Saved entries
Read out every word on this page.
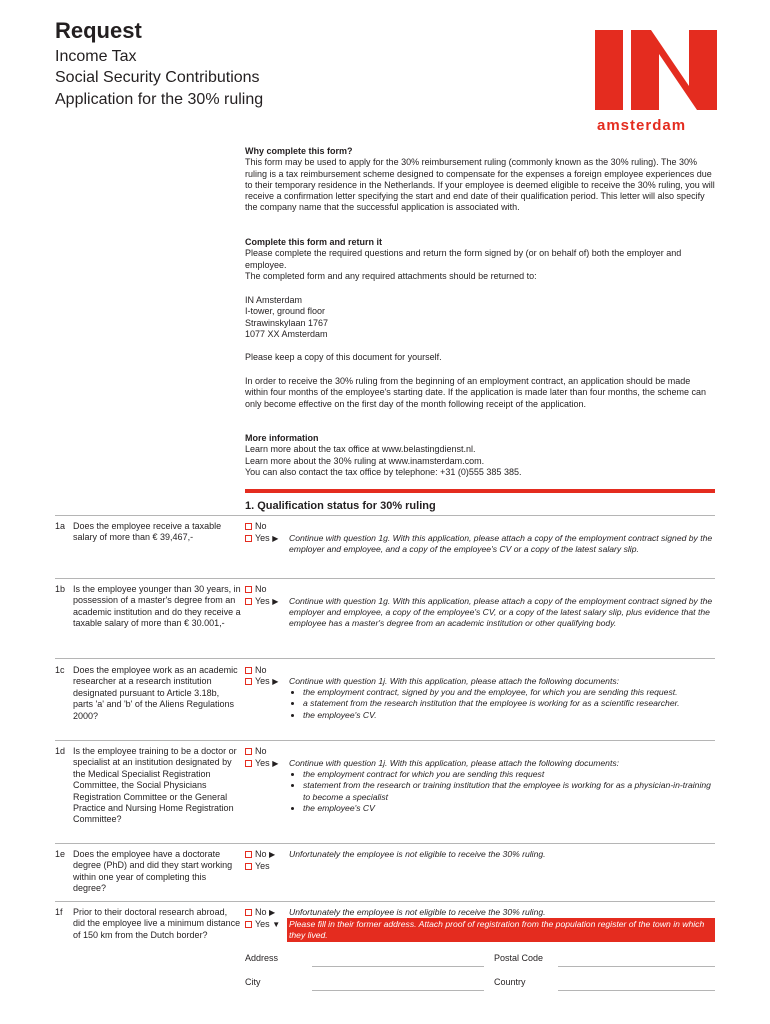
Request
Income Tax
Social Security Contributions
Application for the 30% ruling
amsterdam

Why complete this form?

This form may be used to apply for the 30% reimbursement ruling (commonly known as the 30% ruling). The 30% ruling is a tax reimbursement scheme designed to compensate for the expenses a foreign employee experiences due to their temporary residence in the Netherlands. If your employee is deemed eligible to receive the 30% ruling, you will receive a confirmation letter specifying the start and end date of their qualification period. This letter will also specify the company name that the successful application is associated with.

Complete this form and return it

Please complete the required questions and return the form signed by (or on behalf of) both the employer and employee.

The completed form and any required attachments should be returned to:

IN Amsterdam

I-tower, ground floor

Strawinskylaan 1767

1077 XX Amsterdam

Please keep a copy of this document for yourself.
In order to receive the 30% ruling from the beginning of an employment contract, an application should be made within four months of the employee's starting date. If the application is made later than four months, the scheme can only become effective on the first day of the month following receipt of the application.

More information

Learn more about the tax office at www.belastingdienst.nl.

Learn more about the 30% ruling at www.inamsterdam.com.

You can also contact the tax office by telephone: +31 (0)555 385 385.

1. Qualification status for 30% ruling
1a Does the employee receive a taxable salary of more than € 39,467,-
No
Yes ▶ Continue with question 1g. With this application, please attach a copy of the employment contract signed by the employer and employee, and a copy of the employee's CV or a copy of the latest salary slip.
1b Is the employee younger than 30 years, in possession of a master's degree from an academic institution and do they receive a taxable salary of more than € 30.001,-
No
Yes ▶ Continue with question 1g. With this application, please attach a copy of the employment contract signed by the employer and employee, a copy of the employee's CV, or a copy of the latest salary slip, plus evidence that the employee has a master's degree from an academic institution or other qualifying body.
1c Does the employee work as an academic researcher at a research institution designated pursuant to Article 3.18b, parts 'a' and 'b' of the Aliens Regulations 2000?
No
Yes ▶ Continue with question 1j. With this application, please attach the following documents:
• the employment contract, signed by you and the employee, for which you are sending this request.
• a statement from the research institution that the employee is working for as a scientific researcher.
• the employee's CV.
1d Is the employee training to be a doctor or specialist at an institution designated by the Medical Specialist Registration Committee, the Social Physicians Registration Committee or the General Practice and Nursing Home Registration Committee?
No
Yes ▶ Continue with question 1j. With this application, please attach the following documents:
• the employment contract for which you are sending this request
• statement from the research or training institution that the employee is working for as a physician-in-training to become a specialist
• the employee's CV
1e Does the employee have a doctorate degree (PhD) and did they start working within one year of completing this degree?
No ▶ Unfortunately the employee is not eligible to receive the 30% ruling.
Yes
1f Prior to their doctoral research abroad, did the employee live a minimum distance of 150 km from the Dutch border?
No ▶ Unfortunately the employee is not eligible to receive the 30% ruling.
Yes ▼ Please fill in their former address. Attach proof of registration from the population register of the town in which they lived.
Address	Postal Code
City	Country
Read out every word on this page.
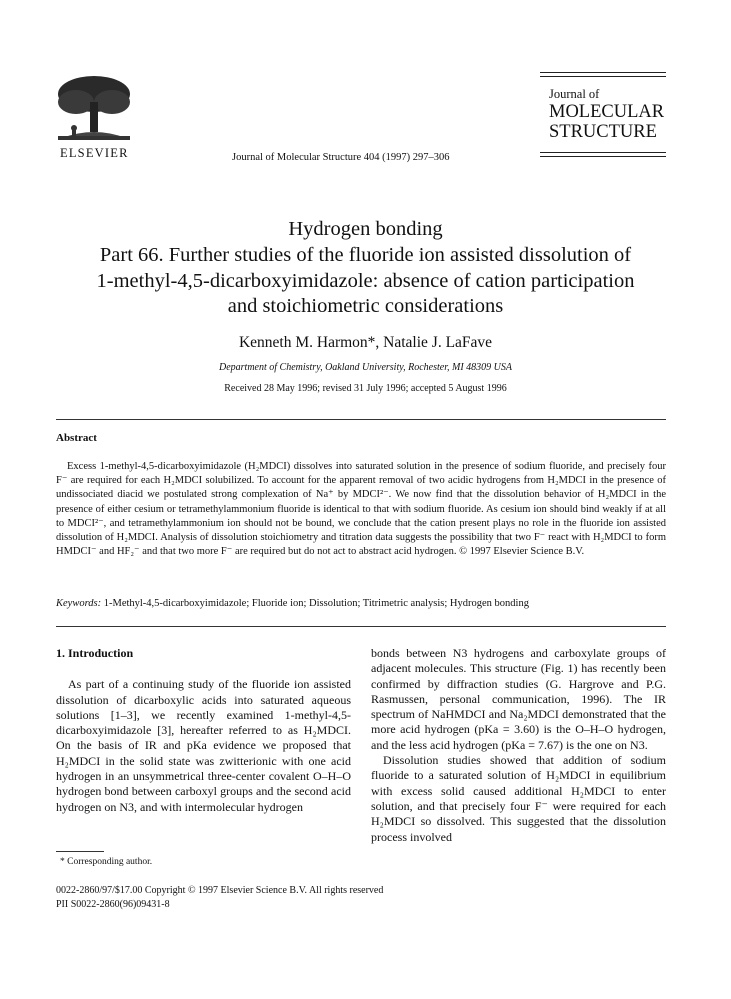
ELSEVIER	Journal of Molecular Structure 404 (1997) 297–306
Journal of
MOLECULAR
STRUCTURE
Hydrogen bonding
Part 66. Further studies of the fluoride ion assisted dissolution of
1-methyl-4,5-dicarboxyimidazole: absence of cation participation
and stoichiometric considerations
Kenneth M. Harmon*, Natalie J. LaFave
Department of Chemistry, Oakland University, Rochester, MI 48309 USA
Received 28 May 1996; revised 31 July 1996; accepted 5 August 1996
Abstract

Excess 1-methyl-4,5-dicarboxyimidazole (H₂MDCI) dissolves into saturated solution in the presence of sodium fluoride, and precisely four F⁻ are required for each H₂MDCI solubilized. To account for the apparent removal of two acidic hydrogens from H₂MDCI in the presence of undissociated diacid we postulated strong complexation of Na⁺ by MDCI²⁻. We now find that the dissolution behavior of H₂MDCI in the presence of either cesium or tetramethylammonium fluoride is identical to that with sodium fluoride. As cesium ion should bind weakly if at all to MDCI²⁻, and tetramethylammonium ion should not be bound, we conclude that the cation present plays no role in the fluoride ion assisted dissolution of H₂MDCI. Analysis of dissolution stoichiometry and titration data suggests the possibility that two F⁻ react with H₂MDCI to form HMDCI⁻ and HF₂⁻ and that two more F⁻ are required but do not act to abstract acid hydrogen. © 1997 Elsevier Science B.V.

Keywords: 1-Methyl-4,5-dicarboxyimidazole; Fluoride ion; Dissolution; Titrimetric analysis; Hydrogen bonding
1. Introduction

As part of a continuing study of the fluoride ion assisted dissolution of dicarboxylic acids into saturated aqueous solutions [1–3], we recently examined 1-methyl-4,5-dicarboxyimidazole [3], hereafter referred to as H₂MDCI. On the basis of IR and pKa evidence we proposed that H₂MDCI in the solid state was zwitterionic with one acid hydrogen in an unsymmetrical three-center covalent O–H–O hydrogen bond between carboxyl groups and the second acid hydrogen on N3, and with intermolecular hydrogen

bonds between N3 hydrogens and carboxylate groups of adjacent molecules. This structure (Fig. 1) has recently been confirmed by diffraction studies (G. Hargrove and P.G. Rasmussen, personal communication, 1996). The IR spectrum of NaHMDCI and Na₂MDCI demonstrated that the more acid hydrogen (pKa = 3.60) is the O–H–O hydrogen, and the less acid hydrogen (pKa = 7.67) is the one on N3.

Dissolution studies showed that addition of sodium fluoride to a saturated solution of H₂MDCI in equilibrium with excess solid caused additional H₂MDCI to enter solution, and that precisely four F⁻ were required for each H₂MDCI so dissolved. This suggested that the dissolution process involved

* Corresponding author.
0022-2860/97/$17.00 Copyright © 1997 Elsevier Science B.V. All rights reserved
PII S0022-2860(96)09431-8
...
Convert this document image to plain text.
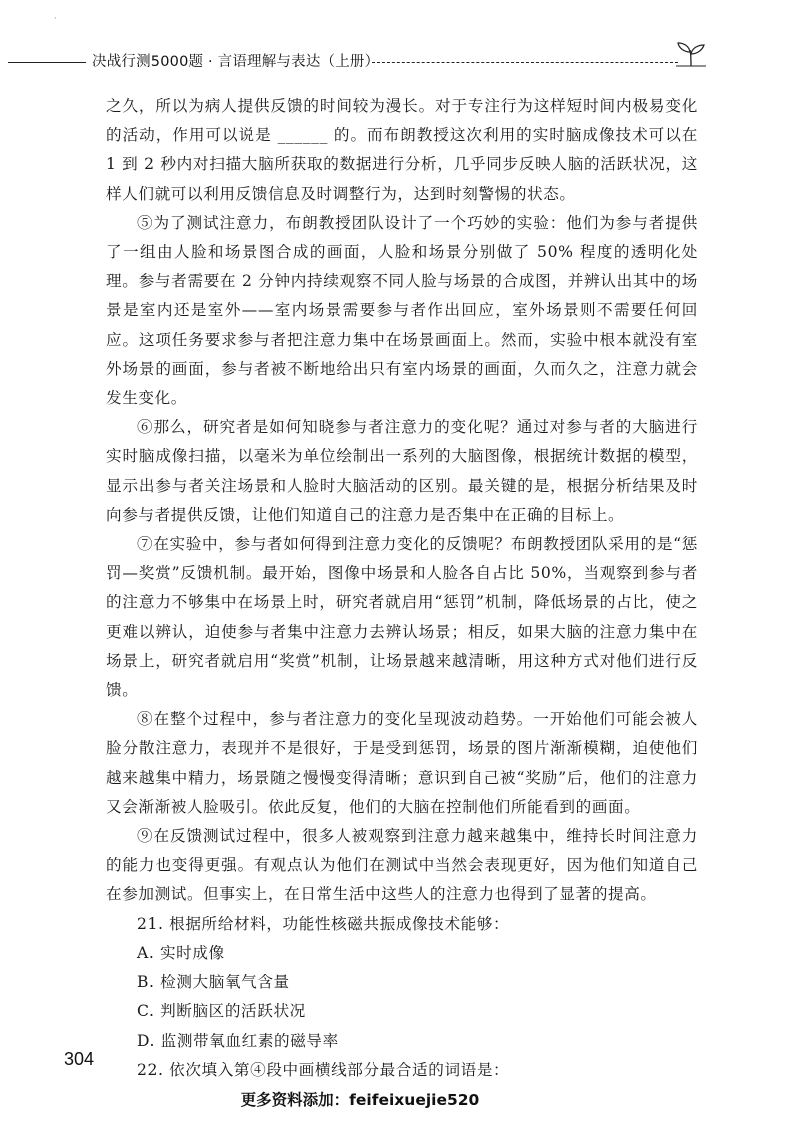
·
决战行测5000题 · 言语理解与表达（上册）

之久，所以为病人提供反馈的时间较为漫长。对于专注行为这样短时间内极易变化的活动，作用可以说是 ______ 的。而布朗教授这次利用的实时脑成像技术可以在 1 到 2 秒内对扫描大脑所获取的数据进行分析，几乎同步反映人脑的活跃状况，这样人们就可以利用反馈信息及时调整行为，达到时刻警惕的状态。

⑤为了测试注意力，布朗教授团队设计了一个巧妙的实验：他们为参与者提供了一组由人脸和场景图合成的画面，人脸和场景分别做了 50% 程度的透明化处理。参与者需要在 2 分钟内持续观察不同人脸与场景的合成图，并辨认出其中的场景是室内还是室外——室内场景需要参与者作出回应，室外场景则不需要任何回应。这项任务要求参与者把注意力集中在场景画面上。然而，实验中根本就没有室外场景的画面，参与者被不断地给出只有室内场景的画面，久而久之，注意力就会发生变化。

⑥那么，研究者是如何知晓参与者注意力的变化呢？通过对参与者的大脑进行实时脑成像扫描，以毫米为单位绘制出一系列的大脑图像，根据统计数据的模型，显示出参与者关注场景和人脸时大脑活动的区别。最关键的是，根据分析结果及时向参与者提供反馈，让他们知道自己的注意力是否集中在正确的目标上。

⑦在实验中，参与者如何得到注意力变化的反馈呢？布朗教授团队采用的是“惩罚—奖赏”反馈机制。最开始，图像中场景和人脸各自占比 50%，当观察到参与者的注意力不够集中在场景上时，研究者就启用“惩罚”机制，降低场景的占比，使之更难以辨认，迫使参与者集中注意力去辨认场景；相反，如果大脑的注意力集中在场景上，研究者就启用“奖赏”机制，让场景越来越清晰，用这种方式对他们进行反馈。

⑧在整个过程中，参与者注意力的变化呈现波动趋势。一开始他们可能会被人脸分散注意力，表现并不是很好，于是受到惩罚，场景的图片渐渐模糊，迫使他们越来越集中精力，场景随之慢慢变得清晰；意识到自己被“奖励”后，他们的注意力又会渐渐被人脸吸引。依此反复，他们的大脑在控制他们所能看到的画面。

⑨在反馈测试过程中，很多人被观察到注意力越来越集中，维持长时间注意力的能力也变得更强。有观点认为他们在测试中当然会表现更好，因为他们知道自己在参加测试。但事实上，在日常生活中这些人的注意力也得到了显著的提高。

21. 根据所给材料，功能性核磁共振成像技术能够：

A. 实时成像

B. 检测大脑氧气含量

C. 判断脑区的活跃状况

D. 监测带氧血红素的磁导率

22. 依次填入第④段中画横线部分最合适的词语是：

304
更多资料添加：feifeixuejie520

> _INSTRUCTIONS TO FOLLOW_
Return every line from the records above that holds the word "into".

> _RESPONSE TO THIS TASK_
Excess 1-methyl-4,5-dicarboxyimidazole (H₂MDCI) dissolves into saturated solution in the presence of sodium fluoride, and precisely four F⁻ are required for each H₂MDCI solubilized. To account for the apparent removal of two acidic hydrogens from H₂MDCI in the presence of undissociated diacid we postulated strong complexation of Na⁺ by MDCI²⁻. We now find that the dissolution behavior of H₂MDCI in the presence of either cesium or tetramethylammonium fluoride is identical to that with sodium fluoride. As cesium ion should bind weakly if at all to MDCI²⁻, and tetramethylammonium ion should not be bound, we conclude that the cation present plays no role in the fluoride ion assisted dissolution of H₂MDCI. Analysis of dissolution stoichiometry and titration data suggests the possibility that two F⁻ react with H₂MDCI to form HMDCI⁻ and HF₂⁻ and that two more F⁻ are required but do not act to abstract acid hydrogen. © 1997 Elsevier Science B.V.
As part of a continuing study of the fluoride ion assisted dissolution of dicarboxylic acids into saturated aqueous solutions [1–3], we recently examined 1-methyl-4,5-dicarboxyimidazole [3], hereafter referred to as H₂MDCI. On the basis of IR and pKa evidence we proposed that H₂MDCI in the solid state was zwitterionic with one acid hydrogen in an unsymmetrical three-center covalent O–H–O hydrogen bond between carboxyl groups and the second acid hydrogen on N3, and with intermolecular hydrogen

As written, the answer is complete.